[START OF Supplied records]

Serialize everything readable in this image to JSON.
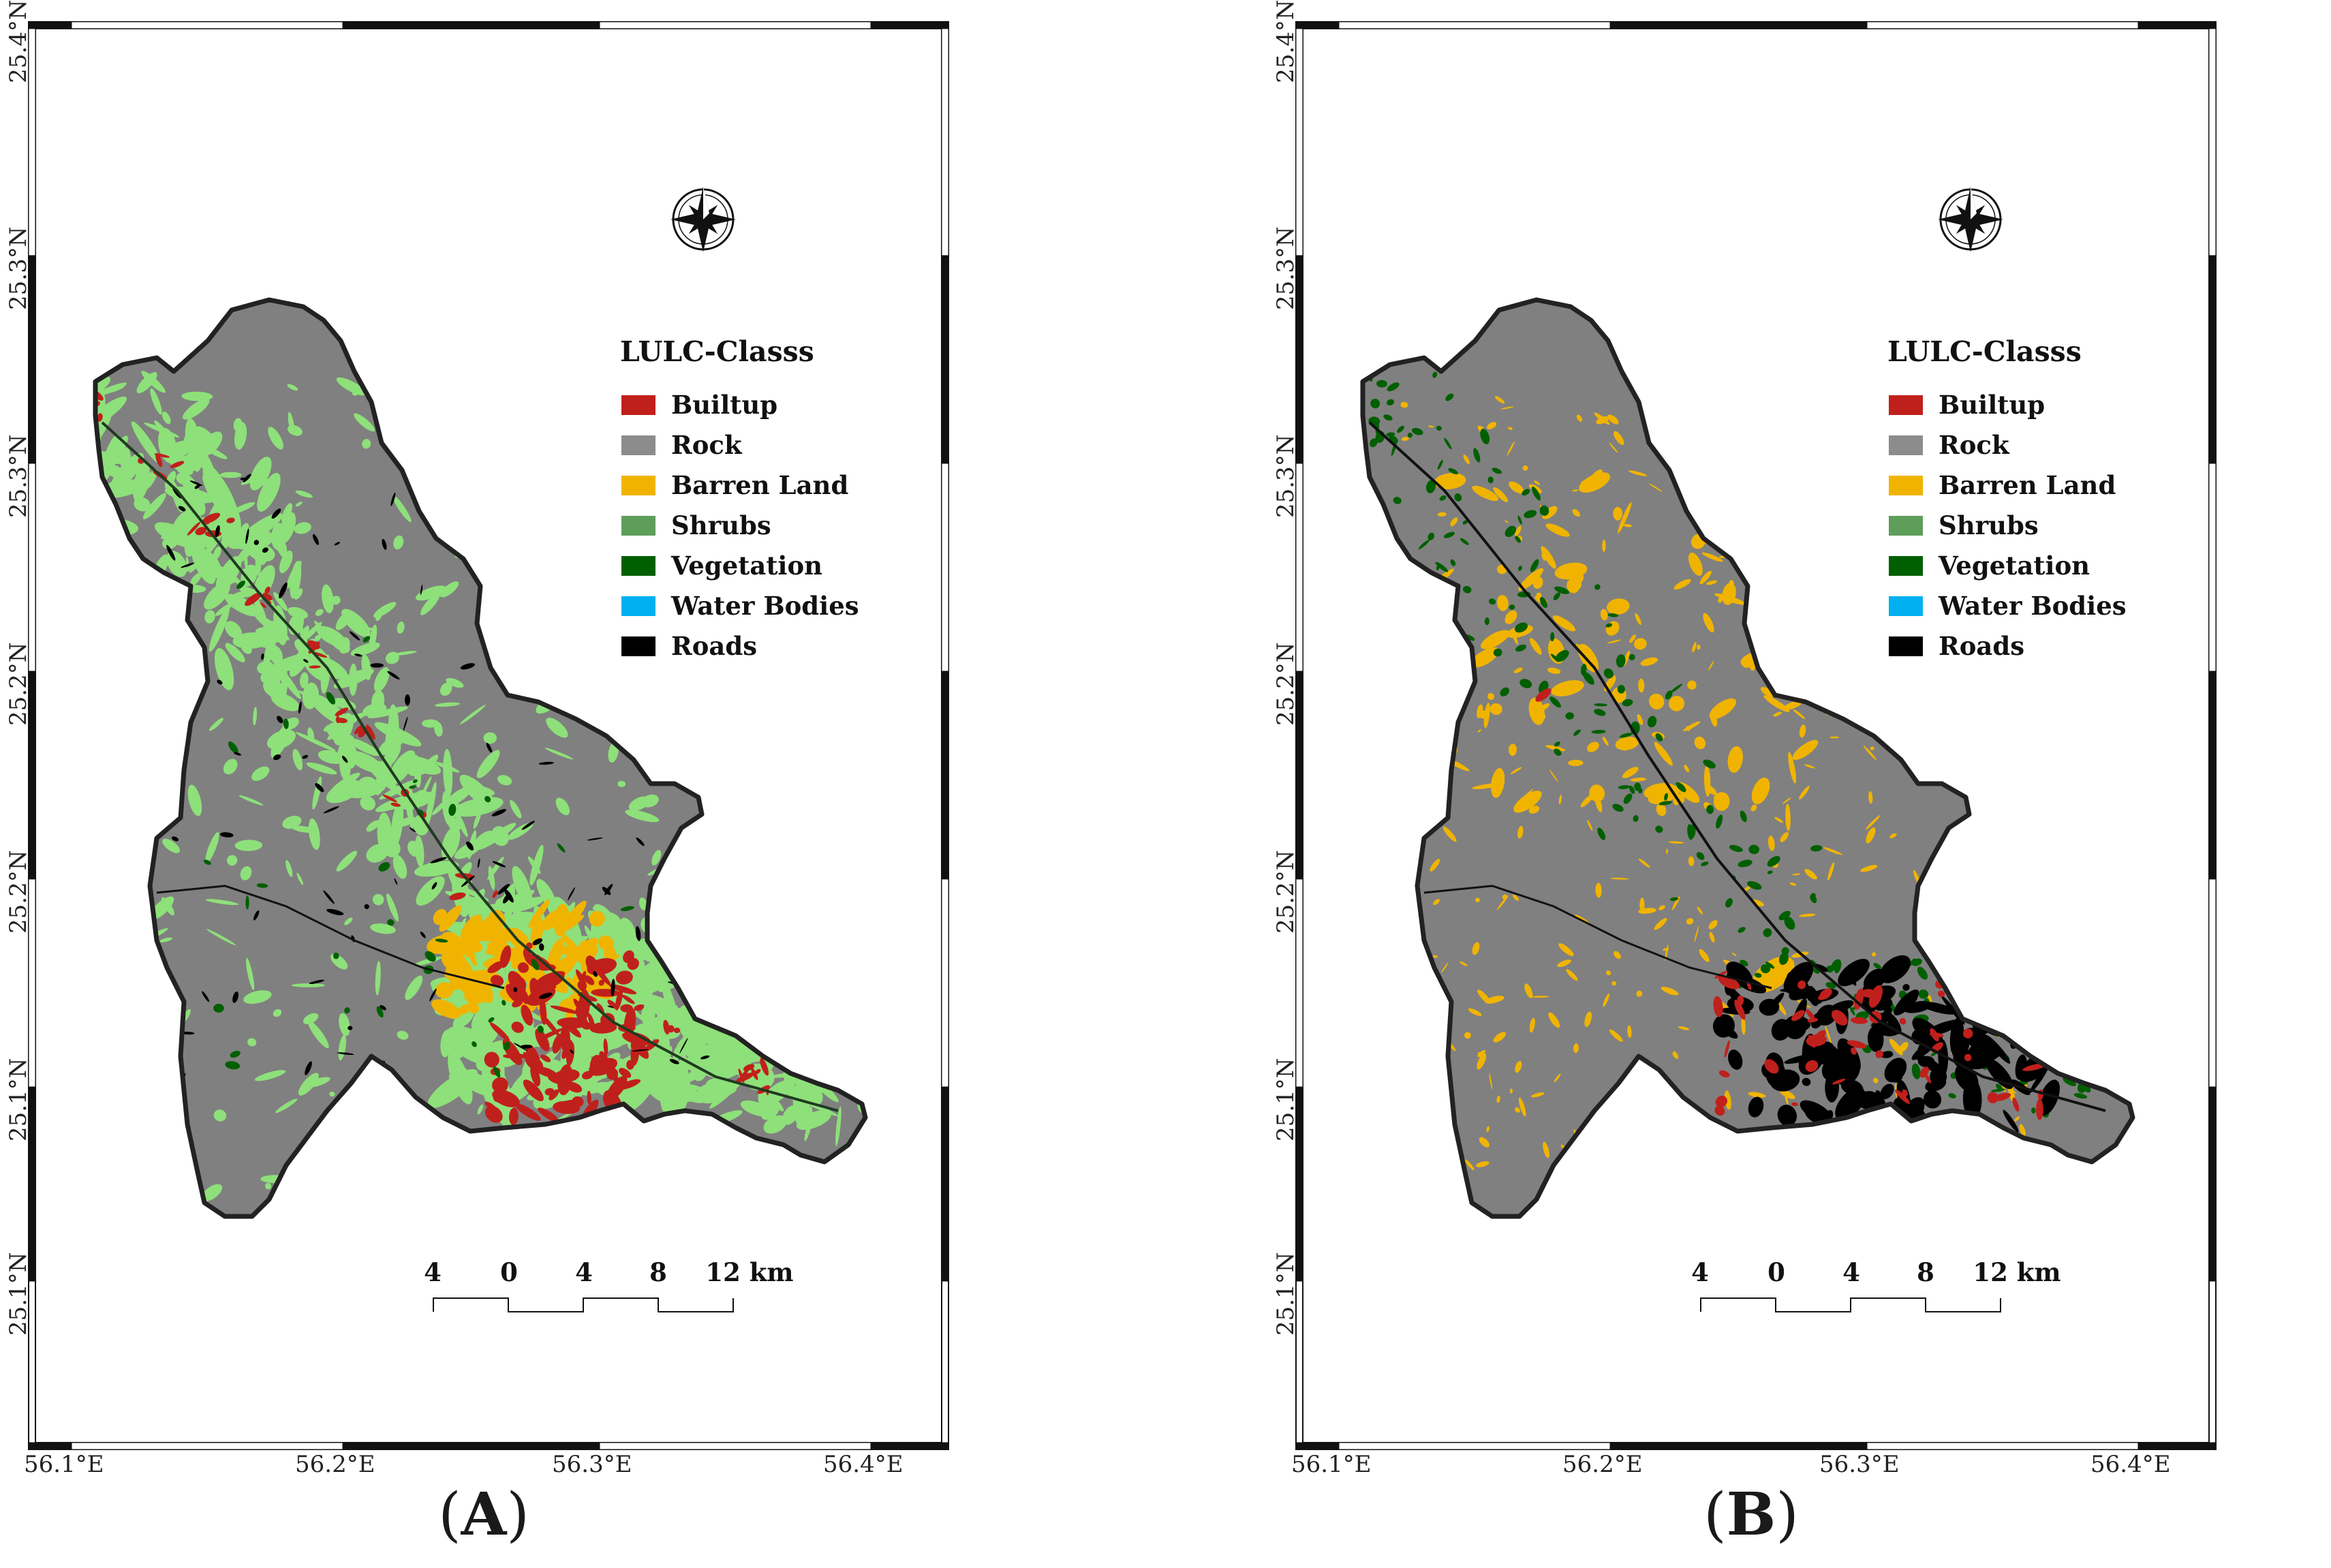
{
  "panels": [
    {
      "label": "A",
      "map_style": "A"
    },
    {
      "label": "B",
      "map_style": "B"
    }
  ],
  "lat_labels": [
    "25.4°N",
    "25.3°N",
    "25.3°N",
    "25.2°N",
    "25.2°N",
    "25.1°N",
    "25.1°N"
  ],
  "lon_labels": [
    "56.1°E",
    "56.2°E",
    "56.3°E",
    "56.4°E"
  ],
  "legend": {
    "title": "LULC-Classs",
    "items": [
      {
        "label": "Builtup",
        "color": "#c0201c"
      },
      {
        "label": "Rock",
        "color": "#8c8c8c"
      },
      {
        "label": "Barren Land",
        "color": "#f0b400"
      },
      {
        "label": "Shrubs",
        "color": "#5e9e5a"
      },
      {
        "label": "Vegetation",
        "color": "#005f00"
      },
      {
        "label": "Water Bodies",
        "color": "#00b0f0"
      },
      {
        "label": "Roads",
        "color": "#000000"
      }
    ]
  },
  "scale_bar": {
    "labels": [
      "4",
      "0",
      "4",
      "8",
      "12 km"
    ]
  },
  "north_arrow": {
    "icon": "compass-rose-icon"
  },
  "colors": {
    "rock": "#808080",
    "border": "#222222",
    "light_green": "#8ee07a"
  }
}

[END OF Supplied records]

Given request | Without including any pictures, print all of the material exactly as given.

Written answer |
Serialize everything readable in this image to JSON.
{
  "panels": [
    {
      "label": "A",
      "map_style": "A"
    },
    {
      "label": "B",
      "map_style": "B"
    }
  ],
  "lat_labels": [
    "25.4°N",
    "25.3°N",
    "25.3°N",
    "25.2°N",
    "25.2°N",
    "25.1°N",
    "25.1°N"
  ],
  "lon_labels": [
    "56.1°E",
    "56.2°E",
    "56.3°E",
    "56.4°E"
  ],
  "legend": {
    "title": "LULC-Classs",
    "items": [
      {
        "label": "Builtup",
        "color": "#c0201c"
      },
      {
        "label": "Rock",
        "color": "#8c8c8c"
      },
      {
        "label": "Barren Land",
        "color": "#f0b400"
      },
      {
        "label": "Shrubs",
        "color": "#5e9e5a"
      },
      {
        "label": "Vegetation",
        "color": "#005f00"
      },
      {
        "label": "Water Bodies",
        "color": "#00b0f0"
      },
      {
        "label": "Roads",
        "color": "#000000"
      }
    ]
  },
  "scale_bar": {
    "labels": [
      "4",
      "0",
      "4",
      "8",
      "12 km"
    ]
  },
  "north_arrow": {
    "icon": "compass-rose-icon"
  },
  "colors": {
    "rock": "#808080",
    "border": "#222222",
    "light_green": "#8ee07a"
  }
}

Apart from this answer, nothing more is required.